_Set task_: Find the lines holding "Constant" and copy them.

# start of The data

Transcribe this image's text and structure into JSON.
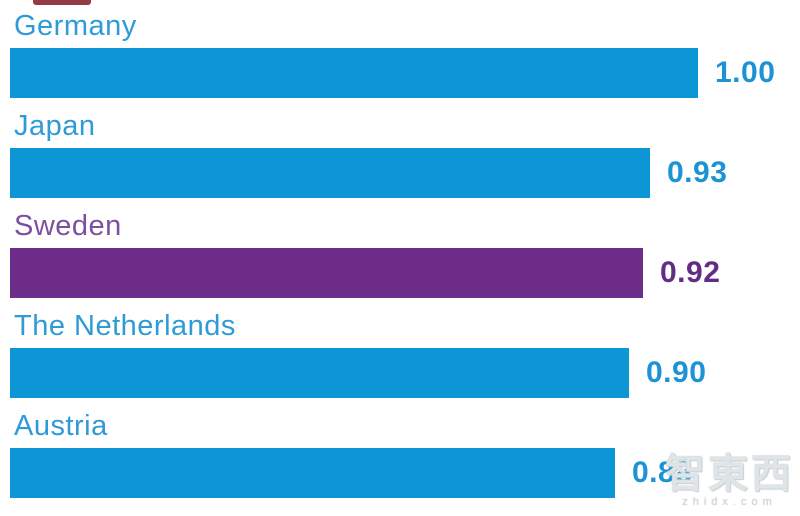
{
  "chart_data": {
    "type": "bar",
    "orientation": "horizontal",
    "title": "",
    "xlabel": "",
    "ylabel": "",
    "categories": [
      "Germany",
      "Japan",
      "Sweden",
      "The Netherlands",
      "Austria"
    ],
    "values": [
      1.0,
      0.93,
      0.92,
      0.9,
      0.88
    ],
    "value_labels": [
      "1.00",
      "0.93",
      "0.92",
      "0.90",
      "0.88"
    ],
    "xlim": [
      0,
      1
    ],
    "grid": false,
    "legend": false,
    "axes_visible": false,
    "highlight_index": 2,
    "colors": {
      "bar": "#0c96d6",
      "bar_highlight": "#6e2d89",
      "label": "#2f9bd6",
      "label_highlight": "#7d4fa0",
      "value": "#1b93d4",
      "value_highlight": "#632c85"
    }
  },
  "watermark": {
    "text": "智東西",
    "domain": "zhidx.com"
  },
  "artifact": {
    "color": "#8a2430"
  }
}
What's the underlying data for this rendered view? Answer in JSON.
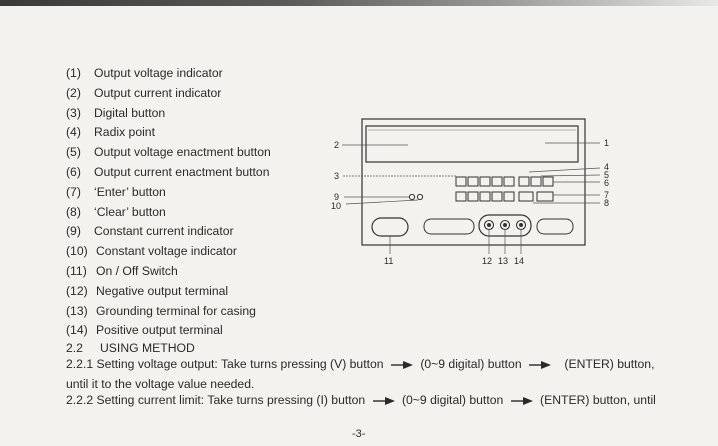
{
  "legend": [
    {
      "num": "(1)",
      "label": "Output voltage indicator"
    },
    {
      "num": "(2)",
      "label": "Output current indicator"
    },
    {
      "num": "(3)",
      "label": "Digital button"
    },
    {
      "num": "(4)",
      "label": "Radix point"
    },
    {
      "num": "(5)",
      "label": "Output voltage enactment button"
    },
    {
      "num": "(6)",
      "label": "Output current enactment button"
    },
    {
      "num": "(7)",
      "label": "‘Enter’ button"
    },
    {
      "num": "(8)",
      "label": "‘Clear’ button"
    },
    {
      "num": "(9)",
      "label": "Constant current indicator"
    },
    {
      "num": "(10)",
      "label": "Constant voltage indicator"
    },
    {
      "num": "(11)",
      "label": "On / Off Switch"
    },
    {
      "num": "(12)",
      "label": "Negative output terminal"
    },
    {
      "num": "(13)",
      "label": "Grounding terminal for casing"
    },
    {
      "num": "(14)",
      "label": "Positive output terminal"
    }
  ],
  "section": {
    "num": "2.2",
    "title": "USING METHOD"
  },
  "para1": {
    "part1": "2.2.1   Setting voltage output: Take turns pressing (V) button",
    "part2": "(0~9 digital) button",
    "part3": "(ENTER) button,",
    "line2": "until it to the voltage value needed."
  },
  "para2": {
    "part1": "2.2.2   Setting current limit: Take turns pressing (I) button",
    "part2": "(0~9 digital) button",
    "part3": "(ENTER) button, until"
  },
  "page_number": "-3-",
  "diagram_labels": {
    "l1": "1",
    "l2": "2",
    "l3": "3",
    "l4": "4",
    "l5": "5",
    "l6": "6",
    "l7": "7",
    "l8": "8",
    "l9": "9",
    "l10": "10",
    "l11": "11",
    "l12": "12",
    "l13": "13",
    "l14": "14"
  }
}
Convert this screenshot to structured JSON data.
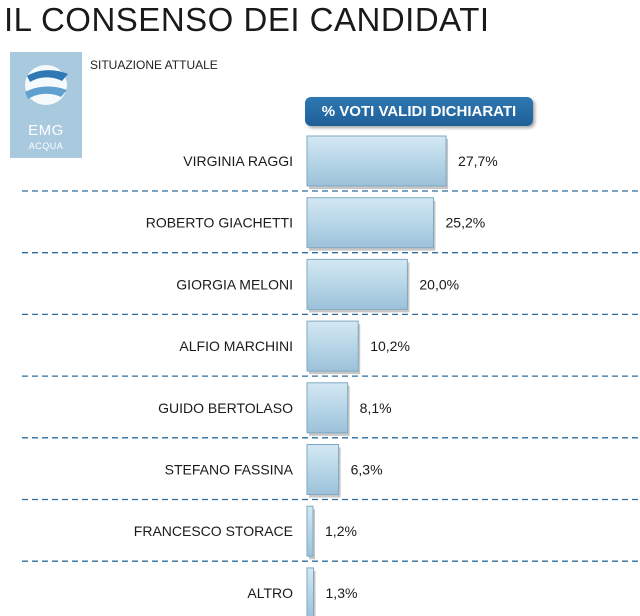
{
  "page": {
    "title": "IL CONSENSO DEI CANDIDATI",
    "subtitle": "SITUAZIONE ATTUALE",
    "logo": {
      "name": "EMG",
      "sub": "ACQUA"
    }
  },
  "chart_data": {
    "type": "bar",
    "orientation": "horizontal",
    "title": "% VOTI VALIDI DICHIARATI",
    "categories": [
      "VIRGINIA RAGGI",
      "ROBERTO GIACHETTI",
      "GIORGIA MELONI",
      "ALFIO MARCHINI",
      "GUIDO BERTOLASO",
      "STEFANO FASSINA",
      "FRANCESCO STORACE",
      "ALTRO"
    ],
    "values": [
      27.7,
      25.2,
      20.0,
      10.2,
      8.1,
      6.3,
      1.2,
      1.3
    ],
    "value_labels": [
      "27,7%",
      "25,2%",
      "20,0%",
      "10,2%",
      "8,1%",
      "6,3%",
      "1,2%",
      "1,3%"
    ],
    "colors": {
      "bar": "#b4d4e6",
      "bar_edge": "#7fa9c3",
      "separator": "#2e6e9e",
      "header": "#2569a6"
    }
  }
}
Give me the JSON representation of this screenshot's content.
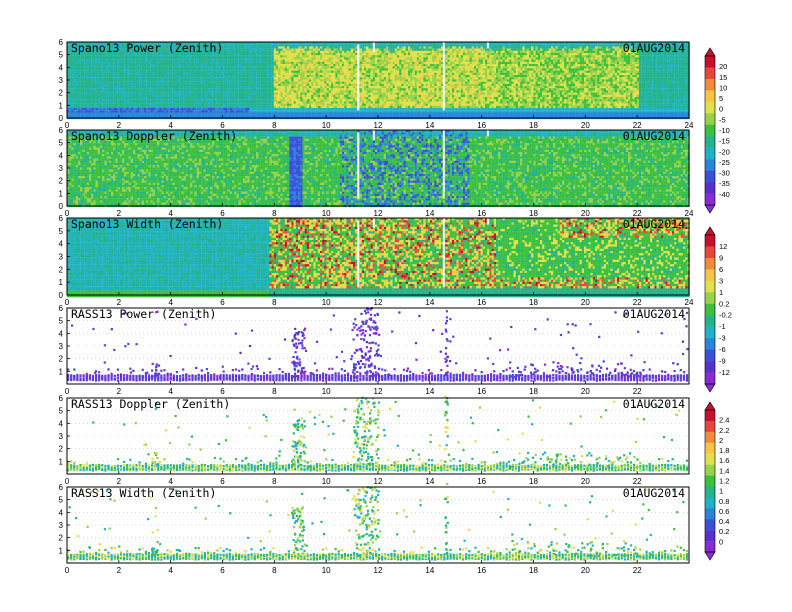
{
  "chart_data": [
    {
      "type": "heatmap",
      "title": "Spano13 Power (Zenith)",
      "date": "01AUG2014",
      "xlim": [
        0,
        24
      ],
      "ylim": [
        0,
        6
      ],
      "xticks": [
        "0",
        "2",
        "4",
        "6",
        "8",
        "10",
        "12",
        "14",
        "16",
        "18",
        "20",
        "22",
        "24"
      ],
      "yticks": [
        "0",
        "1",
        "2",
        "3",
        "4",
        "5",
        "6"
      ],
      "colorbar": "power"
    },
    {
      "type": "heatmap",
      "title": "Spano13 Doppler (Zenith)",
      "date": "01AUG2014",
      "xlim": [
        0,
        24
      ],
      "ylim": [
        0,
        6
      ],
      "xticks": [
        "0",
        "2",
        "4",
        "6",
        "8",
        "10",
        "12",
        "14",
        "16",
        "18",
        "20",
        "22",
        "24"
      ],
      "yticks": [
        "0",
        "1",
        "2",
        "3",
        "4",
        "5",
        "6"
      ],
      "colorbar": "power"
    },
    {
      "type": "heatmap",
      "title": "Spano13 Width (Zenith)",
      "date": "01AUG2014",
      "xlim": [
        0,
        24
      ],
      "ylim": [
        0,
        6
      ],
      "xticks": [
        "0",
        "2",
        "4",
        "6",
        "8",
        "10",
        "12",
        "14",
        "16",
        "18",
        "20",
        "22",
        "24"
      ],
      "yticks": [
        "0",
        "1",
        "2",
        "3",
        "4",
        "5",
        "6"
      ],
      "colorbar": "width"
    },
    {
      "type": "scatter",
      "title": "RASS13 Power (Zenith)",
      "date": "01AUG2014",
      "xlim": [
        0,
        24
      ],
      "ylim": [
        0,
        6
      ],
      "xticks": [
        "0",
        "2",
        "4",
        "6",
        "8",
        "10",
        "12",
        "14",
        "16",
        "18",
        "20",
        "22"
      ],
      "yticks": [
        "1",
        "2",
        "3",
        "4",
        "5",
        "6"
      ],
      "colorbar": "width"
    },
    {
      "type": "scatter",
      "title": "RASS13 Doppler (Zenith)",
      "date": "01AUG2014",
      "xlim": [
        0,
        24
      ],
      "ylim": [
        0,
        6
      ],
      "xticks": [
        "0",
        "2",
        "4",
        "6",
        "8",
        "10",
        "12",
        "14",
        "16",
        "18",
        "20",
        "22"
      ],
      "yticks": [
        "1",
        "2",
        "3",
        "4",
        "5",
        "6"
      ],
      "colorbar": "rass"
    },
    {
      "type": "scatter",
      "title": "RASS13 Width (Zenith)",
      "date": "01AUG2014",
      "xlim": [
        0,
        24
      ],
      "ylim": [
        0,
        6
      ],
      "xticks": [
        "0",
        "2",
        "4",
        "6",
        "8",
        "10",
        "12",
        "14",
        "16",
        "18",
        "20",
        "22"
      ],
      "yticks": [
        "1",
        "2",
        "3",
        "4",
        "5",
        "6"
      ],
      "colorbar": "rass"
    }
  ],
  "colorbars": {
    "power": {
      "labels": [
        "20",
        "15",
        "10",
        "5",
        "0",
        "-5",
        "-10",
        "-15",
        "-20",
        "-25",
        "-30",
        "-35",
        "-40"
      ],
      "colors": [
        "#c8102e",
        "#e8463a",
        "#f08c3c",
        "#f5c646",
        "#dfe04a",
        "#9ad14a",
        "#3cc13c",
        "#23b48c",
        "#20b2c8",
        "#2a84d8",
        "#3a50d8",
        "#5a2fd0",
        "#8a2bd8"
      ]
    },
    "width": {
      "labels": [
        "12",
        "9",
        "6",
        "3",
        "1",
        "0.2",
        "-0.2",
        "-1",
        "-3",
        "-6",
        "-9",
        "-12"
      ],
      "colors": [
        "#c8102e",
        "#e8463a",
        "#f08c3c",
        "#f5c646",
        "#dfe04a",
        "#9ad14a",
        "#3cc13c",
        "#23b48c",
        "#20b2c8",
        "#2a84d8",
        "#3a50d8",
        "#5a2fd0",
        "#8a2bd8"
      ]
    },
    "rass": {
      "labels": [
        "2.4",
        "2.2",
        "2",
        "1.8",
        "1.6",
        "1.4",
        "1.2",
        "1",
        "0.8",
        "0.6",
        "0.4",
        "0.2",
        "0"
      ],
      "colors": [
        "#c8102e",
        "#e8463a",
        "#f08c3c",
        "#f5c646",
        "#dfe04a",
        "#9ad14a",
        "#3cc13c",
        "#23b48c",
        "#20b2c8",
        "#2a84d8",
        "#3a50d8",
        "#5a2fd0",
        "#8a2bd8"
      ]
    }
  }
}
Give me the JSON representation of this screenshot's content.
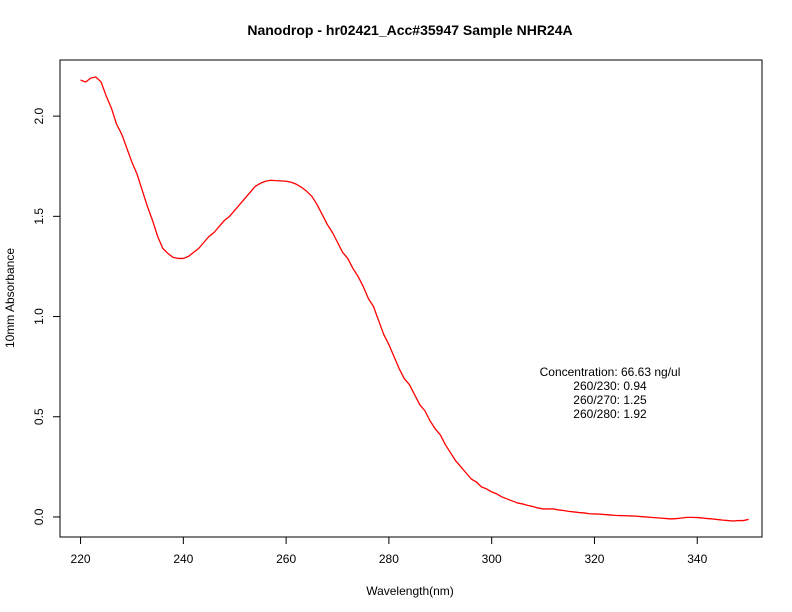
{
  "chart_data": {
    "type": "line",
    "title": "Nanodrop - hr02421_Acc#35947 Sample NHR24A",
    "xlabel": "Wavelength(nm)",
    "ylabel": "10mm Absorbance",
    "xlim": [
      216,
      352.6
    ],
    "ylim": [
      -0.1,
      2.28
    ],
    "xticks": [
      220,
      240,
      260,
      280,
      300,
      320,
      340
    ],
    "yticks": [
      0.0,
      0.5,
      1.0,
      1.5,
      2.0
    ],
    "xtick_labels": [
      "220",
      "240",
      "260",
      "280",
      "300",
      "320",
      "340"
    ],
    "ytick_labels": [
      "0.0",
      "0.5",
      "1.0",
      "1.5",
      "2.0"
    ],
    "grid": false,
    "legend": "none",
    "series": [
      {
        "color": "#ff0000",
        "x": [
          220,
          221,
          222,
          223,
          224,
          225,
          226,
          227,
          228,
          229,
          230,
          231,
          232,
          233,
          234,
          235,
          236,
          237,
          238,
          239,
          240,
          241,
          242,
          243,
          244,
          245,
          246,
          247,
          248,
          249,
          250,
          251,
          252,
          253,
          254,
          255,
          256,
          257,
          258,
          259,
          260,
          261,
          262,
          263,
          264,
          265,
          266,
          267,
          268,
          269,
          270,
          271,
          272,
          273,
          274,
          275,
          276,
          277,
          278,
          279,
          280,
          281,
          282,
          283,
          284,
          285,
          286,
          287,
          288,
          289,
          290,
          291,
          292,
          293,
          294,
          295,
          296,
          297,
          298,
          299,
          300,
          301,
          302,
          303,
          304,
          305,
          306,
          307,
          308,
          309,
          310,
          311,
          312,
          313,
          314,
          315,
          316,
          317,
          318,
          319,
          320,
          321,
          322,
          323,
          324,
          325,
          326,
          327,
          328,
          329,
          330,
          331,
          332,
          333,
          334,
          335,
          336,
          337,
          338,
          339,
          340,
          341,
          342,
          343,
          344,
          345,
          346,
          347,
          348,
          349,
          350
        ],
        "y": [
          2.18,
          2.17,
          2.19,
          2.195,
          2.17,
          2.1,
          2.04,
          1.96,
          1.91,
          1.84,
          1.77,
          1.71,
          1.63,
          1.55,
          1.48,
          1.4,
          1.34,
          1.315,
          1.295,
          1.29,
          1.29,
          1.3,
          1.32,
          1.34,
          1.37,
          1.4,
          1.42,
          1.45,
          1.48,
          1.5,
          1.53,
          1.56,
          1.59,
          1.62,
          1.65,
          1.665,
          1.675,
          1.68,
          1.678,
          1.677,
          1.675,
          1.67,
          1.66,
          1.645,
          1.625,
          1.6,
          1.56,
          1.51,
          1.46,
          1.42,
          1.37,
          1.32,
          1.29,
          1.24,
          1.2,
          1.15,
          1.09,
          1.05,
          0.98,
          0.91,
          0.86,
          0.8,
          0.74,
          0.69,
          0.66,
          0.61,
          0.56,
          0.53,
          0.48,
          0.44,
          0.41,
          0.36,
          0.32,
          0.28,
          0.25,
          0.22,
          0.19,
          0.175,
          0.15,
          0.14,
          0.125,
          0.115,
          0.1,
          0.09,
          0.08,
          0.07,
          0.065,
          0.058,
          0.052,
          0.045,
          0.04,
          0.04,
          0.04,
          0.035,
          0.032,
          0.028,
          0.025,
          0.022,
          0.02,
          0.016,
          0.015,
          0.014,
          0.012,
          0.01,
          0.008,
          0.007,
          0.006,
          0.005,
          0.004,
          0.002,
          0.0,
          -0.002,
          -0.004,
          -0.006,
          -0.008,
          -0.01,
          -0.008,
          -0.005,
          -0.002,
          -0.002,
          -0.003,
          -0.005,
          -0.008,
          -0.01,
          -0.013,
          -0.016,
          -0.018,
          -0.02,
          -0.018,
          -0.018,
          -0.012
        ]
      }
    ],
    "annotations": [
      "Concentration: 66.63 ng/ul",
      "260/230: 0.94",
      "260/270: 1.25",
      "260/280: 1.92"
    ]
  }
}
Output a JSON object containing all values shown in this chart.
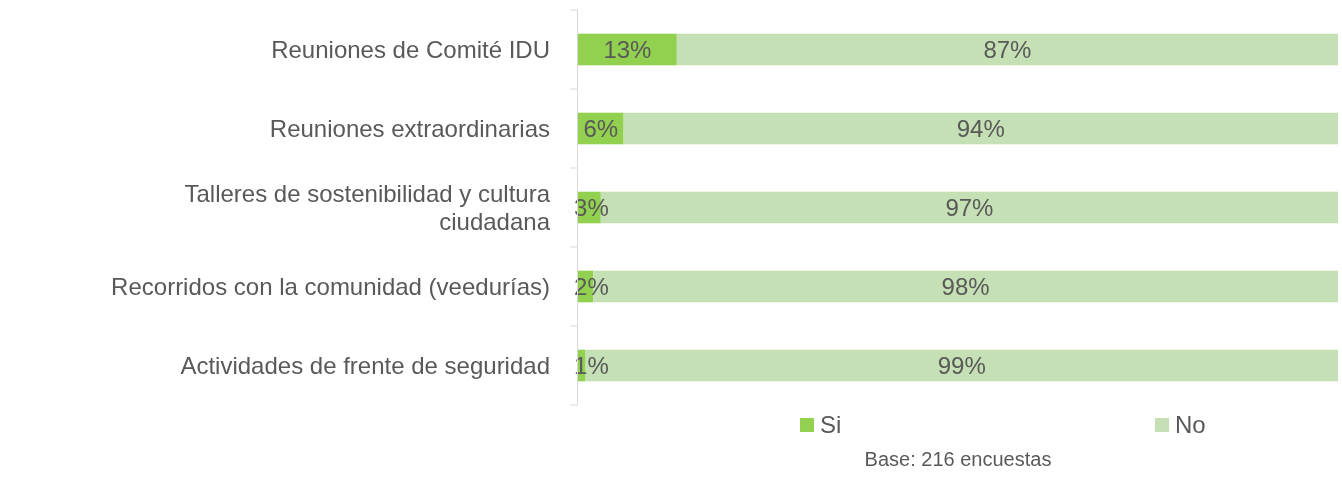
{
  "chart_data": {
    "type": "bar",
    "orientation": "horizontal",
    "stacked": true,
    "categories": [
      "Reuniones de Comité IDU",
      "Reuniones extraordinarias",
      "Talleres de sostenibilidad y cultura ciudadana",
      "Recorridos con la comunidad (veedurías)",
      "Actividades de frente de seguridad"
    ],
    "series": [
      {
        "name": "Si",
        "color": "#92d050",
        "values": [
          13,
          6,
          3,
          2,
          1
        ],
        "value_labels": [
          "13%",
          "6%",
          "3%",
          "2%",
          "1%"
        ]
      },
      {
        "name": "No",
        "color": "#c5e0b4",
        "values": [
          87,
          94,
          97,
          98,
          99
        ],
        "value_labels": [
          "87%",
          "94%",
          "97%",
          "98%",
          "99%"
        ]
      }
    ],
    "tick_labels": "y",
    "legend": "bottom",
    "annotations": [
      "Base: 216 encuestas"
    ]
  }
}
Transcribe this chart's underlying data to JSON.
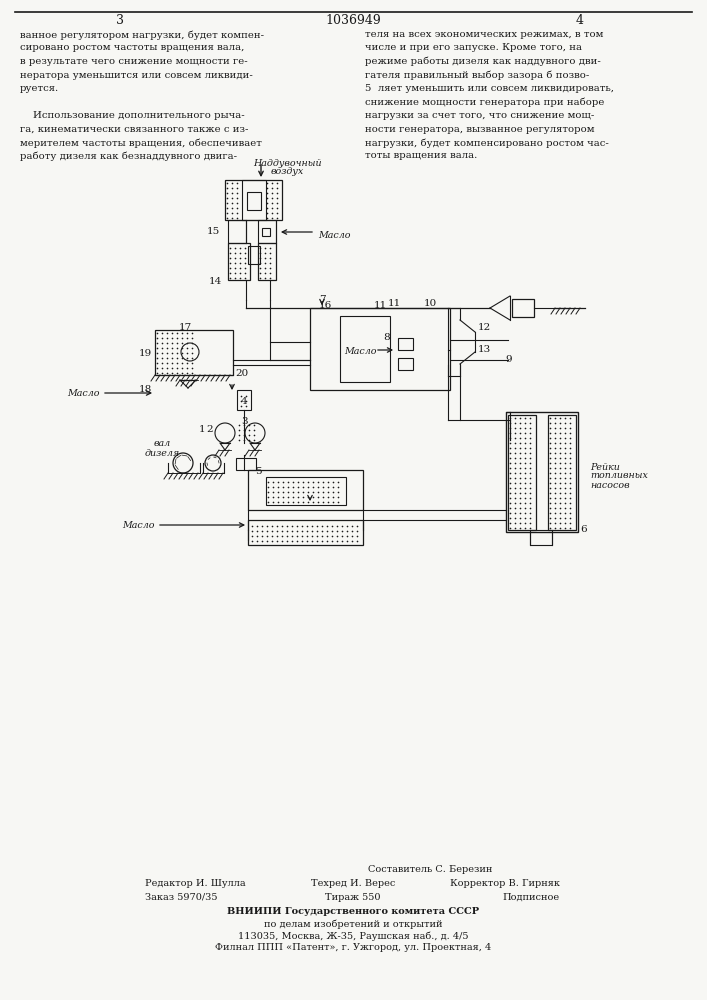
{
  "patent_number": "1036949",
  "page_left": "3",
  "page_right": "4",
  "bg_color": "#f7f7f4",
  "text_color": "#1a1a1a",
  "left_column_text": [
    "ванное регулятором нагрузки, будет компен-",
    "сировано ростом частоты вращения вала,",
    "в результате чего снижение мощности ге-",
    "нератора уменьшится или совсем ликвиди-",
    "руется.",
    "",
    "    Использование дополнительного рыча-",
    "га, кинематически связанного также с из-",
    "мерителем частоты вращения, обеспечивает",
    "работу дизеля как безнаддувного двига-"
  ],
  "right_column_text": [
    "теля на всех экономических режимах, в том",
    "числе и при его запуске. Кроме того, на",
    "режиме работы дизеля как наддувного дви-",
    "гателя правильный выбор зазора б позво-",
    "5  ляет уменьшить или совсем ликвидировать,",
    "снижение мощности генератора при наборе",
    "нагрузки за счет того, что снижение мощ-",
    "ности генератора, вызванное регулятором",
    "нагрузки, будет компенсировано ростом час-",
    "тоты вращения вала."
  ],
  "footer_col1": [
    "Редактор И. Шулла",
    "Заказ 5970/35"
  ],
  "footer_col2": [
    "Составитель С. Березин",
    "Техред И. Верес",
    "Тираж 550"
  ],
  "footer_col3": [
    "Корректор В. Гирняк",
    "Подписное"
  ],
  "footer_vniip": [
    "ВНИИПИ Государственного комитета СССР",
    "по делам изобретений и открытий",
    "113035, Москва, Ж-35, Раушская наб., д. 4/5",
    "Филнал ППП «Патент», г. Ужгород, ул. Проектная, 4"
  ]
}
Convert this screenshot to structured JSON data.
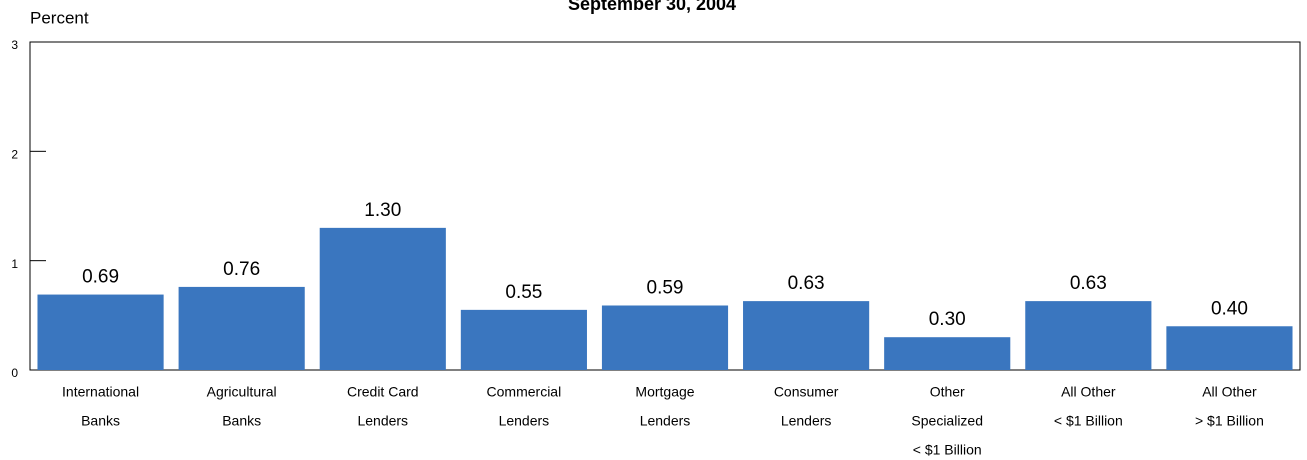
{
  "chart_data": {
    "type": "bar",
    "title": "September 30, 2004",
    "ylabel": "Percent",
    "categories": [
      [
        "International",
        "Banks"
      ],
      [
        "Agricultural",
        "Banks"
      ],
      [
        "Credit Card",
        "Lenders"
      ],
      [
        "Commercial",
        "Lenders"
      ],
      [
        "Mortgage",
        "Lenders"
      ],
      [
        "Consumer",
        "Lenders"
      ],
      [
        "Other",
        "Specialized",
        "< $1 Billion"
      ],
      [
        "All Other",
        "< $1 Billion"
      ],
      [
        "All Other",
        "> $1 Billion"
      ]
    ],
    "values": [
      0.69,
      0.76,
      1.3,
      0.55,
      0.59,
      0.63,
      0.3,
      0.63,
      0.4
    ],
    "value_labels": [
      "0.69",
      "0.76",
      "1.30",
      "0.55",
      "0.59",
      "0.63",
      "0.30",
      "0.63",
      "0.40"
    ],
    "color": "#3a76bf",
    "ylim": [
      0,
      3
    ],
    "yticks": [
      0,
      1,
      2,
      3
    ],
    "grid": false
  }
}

# end of The data

_Result of this exercise_:
      "label": "Constant current indicator"
      "label": "Constant voltage indicator"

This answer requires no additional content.